| Records to process |
★ ★ ★ ★ ★

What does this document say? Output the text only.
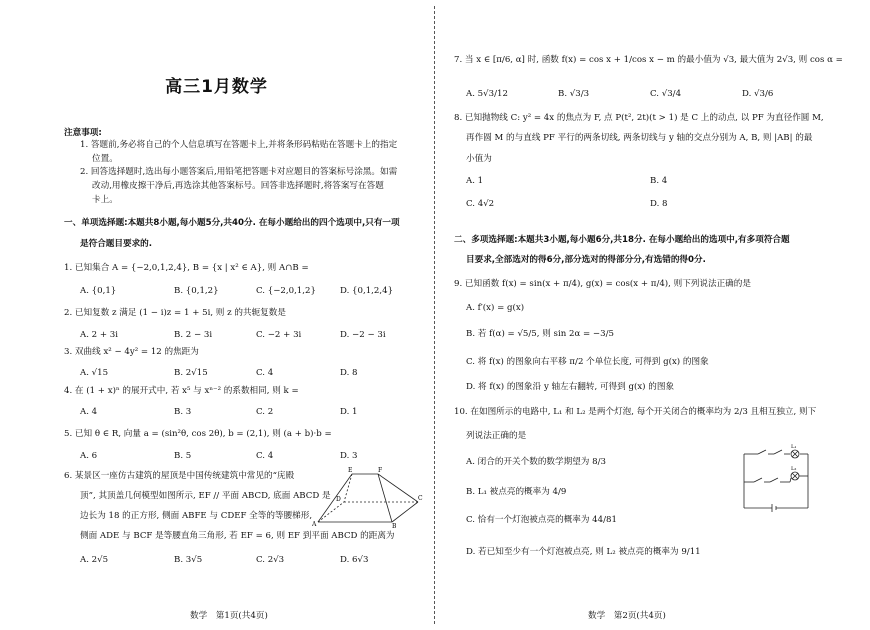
高三1月数学
注意事项:
1. 答题前,务必将自己的个人信息填写在答题卡上,并将条形码粘贴在答题卡上的指定
位置。
2. 回答选择题时,选出每小题答案后,用铅笔把答题卡对应题目的答案标号涂黑。如需
改动,用橡皮擦干净后,再选涂其他答案标号。回答非选择题时,将答案写在答题
卡上。
一、单项选择题:本题共8小题,每小题5分,共40分. 在每小题给出的四个选项中,只有一项
是符合题目要求的.
1. 已知集合 A = {−2,0,1,2,4}, B = {x | x² ∈ A}, 则 A∩B =
A. {0,1}	B. {0,1,2}	C. {−2,0,1,2}	D. {0,1,2,4}
2. 已知复数 z 满足 (1 − i)z = 1 + 5i, 则 z 的共轭复数是
A. 2 + 3i	B. 2 − 3i	C. −2 + 3i	D. −2 − 3i
3. 双曲线 x² − 4y² = 12 的焦距为
A. √15	B. 2√15	C. 4	D. 8
4. 在 (1 + x)ⁿ 的展开式中, 若 x⁵ 与 xⁿ⁻² 的系数相同, 则 k =
A. 4	B. 3	C. 2	D. 1
5. 已知 θ ∈ R, 向量 a = (sin²θ, cos 2θ), b = (2,1), 则 (a + b)·b =
A. 6	B. 5	C. 4	D. 3
6. 某景区一座仿古建筑的屋顶是中国传统建筑中常见的“庑殿
顶”, 其顶盖几何模型如图所示, EF // 平面 ABCD, 底面 ABCD 是
边长为 18 的正方形, 侧面 ABFE 与 CDEF 全等的等腰梯形,
侧面 ADE 与 BCF 是等腰直角三角形, 若 EF = 6, 则 EF 到平面 ABCD 的距离为
A. 2√5	B. 3√5	C. 2√3	D. 6√3
E	F
D	C
A	B
数学　第1页(共4页)
7. 当 x ∈ [π/6, α] 时, 函数 f(x) = cos x + 1/cos x − m 的最小值为 √3, 最大值为 2√3, 则 cos α =
A. 5√3/12	B. √3/3	C. √3/4	D. √3/6
8. 已知抛物线 C: y² = 4x 的焦点为 F, 点 P(t², 2t)(t > 1) 是 C 上的动点, 以 PF 为直径作圆 M,
再作圆 M 的与直线 PF 平行的两条切线, 两条切线与 y 轴的交点分别为 A, B, 则 |AB| 的最
小值为
A. 1	B. 4
C. 4√2	D. 8
二、多项选择题:本题共3小题,每小题6分,共18分. 在每小题给出的选项中,有多项符合题
目要求,全部选对的得6分,部分选对的得部分分,有选错的得0分.
9. 已知函数 f(x) = sin(x + π/4), g(x) = cos(x + π/4), 则下列说法正确的是
A. f′(x) = g(x)
B. 若 f(α) = √5/5, 则 sin 2α = −3/5
C. 将 f(x) 的图象向右平移 π/2 个单位长度, 可得到 g(x) 的图象
D. 将 f(x) 的图象沿 y 轴左右翻转, 可得到 g(x) 的图象
10. 在如图所示的电路中, L₁ 和 L₂ 是两个灯泡, 每个开关闭合的概率均为 2/3 且相互独立, 则下
列说法正确的是
A. 闭合的开关个数的数学期望为 8/3
B. L₁ 被点亮的概率为 4/9
C. 恰有一个灯泡被点亮的概率为 44/81
D. 若已知至少有一个灯泡被点亮, 则 L₂ 被点亮的概率为 9/11
L₁
L₂
数学　第2页(共4页)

★ ★ ★ ★ ★

Go back to the records above and write them out exactly, without the pictures.

| Exercise answer |
What does this document say? Output the text only.
高三1月数学
注意事项:
1. 答题前,务必将自己的个人信息填写在答题卡上,并将条形码粘贴在答题卡上的指定
位置。
2. 回答选择题时,选出每小题答案后,用铅笔把答题卡对应题目的答案标号涂黑。如需
改动,用橡皮擦干净后,再选涂其他答案标号。回答非选择题时,将答案写在答题
卡上。
一、单项选择题:本题共8小题,每小题5分,共40分. 在每小题给出的四个选项中,只有一项
是符合题目要求的.
1. 已知集合 A = {−2,0,1,2,4}, B = {x | x² ∈ A}, 则 A∩B =
A. {0,1}	B. {0,1,2}	C. {−2,0,1,2}	D. {0,1,2,4}
2. 已知复数 z 满足 (1 − i)z = 1 + 5i, 则 z 的共轭复数是
A. 2 + 3i	B. 2 − 3i	C. −2 + 3i	D. −2 − 3i
3. 双曲线 x² − 4y² = 12 的焦距为
A. √15	B. 2√15	C. 4	D. 8
4. 在 (1 + x)ⁿ 的展开式中, 若 x⁵ 与 xⁿ⁻² 的系数相同, 则 k =
A. 4	B. 3	C. 2	D. 1
5. 已知 θ ∈ R, 向量 a = (sin²θ, cos 2θ), b = (2,1), 则 (a + b)·b =
A. 6	B. 5	C. 4	D. 3
6. 某景区一座仿古建筑的屋顶是中国传统建筑中常见的“庑殿
顶”, 其顶盖几何模型如图所示, EF // 平面 ABCD, 底面 ABCD 是
边长为 18 的正方形, 侧面 ABFE 与 CDEF 全等的等腰梯形,
侧面 ADE 与 BCF 是等腰直角三角形, 若 EF = 6, 则 EF 到平面 ABCD 的距离为
A. 2√5	B. 3√5	C. 2√3	D. 6√3
E	F
D	C
A	B
数学　第1页(共4页)
7. 当 x ∈ [π/6, α] 时, 函数 f(x) = cos x + 1/cos x − m 的最小值为 √3, 最大值为 2√3, 则 cos α =
A. 5√3/12	B. √3/3	C. √3/4	D. √3/6
8. 已知抛物线 C: y² = 4x 的焦点为 F, 点 P(t², 2t)(t > 1) 是 C 上的动点, 以 PF 为直径作圆 M,
再作圆 M 的与直线 PF 平行的两条切线, 两条切线与 y 轴的交点分别为 A, B, 则 |AB| 的最
小值为
A. 1	B. 4
C. 4√2	D. 8
二、多项选择题:本题共3小题,每小题6分,共18分. 在每小题给出的选项中,有多项符合题
目要求,全部选对的得6分,部分选对的得部分分,有选错的得0分.
9. 已知函数 f(x) = sin(x + π/4), g(x) = cos(x + π/4), 则下列说法正确的是
A. f′(x) = g(x)
B. 若 f(α) = √5/5, 则 sin 2α = −3/5
C. 将 f(x) 的图象向右平移 π/2 个单位长度, 可得到 g(x) 的图象
D. 将 f(x) 的图象沿 y 轴左右翻转, 可得到 g(x) 的图象
10. 在如图所示的电路中, L₁ 和 L₂ 是两个灯泡, 每个开关闭合的概率均为 2/3 且相互独立, 则下
列说法正确的是
A. 闭合的开关个数的数学期望为 8/3
B. L₁ 被点亮的概率为 4/9
C. 恰有一个灯泡被点亮的概率为 44/81
D. 若已知至少有一个灯泡被点亮, 则 L₂ 被点亮的概率为 9/11
L₁
L₂
数学　第2页(共4页)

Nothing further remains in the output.